-- Start of Listing --

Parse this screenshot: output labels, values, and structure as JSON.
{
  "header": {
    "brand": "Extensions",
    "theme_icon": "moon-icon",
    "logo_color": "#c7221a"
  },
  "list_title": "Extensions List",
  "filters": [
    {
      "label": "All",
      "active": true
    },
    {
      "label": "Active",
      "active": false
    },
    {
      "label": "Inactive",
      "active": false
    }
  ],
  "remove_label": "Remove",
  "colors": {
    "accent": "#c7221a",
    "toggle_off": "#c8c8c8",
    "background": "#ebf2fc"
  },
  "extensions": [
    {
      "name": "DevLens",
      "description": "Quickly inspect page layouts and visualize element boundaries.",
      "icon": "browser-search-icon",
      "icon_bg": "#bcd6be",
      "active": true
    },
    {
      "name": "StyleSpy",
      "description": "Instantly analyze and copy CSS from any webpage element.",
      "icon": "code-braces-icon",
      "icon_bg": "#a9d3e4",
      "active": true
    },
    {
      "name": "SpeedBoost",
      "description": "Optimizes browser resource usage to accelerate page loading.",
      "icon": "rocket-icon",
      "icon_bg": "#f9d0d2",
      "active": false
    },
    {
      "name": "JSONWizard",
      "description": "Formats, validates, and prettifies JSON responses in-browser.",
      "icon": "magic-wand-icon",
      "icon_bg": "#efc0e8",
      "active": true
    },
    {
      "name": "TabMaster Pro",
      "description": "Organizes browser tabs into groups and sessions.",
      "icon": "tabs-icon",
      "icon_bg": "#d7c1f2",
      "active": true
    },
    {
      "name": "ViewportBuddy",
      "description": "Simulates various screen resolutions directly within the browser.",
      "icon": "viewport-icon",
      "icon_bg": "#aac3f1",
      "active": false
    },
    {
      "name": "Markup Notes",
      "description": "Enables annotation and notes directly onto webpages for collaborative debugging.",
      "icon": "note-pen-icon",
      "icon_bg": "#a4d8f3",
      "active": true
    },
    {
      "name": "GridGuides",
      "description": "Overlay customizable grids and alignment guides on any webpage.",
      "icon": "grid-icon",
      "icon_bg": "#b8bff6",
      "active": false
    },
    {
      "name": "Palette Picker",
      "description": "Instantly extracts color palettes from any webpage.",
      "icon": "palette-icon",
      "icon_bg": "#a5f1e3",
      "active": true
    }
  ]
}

-- End of Listing --

Set task
Go through the entries and return each line where the word "element" appears.

Task solution
      "description": "Quickly inspect page layouts and visualize element boundaries.",
      "description": "Instantly analyze and copy CSS from any webpage element.",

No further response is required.